▶ Exercise goal
Give only the number of lines in the data that include the string "учебного".

▶ Exercise inputs
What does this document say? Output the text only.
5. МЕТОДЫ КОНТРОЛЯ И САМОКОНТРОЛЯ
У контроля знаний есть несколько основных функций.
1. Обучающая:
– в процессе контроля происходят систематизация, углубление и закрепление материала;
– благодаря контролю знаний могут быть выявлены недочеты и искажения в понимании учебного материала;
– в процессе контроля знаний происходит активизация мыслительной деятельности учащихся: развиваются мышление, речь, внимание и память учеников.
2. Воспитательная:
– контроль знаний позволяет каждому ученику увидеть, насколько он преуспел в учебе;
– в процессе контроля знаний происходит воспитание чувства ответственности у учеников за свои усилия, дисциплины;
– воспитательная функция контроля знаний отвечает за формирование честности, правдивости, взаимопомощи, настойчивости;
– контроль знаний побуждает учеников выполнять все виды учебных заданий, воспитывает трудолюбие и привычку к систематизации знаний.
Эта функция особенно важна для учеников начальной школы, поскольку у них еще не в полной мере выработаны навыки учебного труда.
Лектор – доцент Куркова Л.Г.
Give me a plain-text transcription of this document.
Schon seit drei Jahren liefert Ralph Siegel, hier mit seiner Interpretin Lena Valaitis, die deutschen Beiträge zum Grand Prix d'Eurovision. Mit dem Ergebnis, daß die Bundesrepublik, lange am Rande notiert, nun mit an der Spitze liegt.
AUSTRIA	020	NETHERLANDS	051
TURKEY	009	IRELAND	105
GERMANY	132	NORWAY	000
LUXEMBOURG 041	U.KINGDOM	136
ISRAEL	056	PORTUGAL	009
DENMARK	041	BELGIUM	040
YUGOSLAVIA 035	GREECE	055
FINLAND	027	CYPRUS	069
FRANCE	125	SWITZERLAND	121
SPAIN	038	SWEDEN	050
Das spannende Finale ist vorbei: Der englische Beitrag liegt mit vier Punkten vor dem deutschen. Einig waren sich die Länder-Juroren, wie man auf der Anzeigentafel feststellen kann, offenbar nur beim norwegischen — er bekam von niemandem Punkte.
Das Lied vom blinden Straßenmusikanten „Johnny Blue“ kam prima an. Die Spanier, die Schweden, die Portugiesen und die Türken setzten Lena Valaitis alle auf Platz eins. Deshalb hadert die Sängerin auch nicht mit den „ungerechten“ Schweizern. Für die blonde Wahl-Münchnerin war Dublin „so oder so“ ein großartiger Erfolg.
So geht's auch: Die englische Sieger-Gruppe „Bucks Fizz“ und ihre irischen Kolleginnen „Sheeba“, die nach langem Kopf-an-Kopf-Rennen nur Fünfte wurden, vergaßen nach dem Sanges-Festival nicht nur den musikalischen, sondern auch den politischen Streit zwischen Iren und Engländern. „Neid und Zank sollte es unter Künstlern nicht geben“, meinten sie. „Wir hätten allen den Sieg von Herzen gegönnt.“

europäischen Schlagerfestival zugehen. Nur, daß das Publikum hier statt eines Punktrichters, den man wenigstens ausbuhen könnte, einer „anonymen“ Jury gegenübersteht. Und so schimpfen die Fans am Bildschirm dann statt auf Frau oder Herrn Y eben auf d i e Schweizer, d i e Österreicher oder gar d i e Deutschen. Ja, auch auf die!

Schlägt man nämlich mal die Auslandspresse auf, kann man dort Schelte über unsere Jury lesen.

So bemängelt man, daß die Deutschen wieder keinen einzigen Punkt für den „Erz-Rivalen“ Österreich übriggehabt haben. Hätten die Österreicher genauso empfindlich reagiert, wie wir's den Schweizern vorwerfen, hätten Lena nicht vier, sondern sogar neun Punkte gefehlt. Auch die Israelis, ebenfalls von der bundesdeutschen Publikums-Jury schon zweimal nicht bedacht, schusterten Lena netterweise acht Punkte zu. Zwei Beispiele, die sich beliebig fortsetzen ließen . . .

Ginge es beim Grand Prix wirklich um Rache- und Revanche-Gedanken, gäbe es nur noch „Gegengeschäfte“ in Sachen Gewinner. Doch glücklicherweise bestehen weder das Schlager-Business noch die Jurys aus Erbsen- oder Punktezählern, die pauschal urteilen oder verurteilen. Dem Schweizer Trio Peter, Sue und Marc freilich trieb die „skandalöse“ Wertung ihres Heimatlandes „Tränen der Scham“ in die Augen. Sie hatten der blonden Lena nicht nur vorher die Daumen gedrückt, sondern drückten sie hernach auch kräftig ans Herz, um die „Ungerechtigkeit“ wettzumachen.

▶ Answer below
2